::: THE RECORDS :::
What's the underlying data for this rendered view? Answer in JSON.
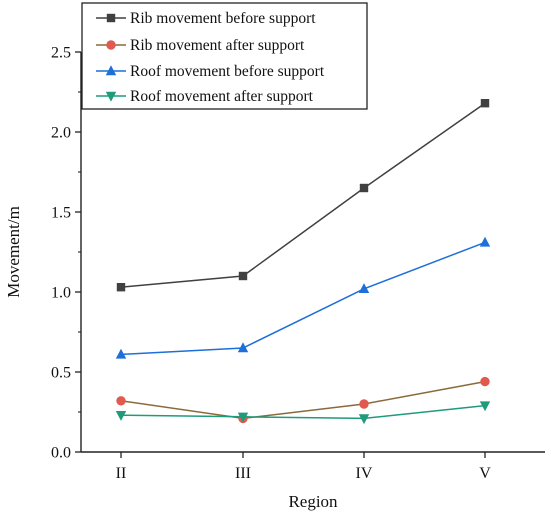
{
  "chart_data": {
    "type": "line",
    "xlabel": "Region",
    "ylabel": "Movement/m",
    "categories": [
      "II",
      "III",
      "IV",
      "V"
    ],
    "ylim": [
      0,
      2.5
    ],
    "yticks": [
      "0.0",
      "0.5",
      "1.0",
      "1.5",
      "2.0",
      "2.5"
    ],
    "grid": false,
    "legend_position": "top-left",
    "series": [
      {
        "name": "Rib movement before support",
        "values": [
          1.03,
          1.1,
          1.65,
          2.18
        ],
        "color": "#404040",
        "marker": "square"
      },
      {
        "name": "Rib movement after support",
        "values": [
          0.32,
          0.21,
          0.3,
          0.44
        ],
        "color": "#e05a4f",
        "line_color": "#8a6a3a",
        "marker": "circle"
      },
      {
        "name": "Roof movement before support",
        "values": [
          0.61,
          0.65,
          1.02,
          1.31
        ],
        "color": "#1e6fd9",
        "marker": "triangle-up"
      },
      {
        "name": "Roof movement after support",
        "values": [
          0.23,
          0.22,
          0.21,
          0.29
        ],
        "color": "#1f9a7a",
        "marker": "triangle-down"
      }
    ]
  }
}
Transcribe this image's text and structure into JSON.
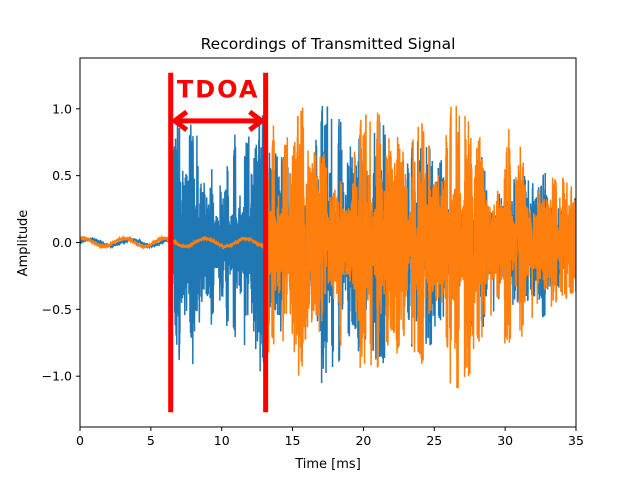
:::
• **THE PROBLEM**
Print every record above exactly as written, leaving out the pictures.

• **REPLY**
What's the underlying data for this rendered view? Answer in JSON.
{
  "chart_data": {
    "type": "line",
    "xlabel": "Region",
    "ylabel": "Movement/m",
    "categories": [
      "II",
      "III",
      "IV",
      "V"
    ],
    "ylim": [
      0,
      2.5
    ],
    "yticks": [
      "0.0",
      "0.5",
      "1.0",
      "1.5",
      "2.0",
      "2.5"
    ],
    "grid": false,
    "legend_position": "top-left",
    "series": [
      {
        "name": "Rib movement before support",
        "values": [
          1.03,
          1.1,
          1.65,
          2.18
        ],
        "color": "#404040",
        "marker": "square"
      },
      {
        "name": "Rib movement after support",
        "values": [
          0.32,
          0.21,
          0.3,
          0.44
        ],
        "color": "#e05a4f",
        "line_color": "#8a6a3a",
        "marker": "circle"
      },
      {
        "name": "Roof movement before support",
        "values": [
          0.61,
          0.65,
          1.02,
          1.31
        ],
        "color": "#1e6fd9",
        "marker": "triangle-up"
      },
      {
        "name": "Roof movement after support",
        "values": [
          0.23,
          0.22,
          0.21,
          0.29
        ],
        "color": "#1f9a7a",
        "marker": "triangle-down"
      }
    ]
  }
}
Transcribe this image's text and structure into JSON.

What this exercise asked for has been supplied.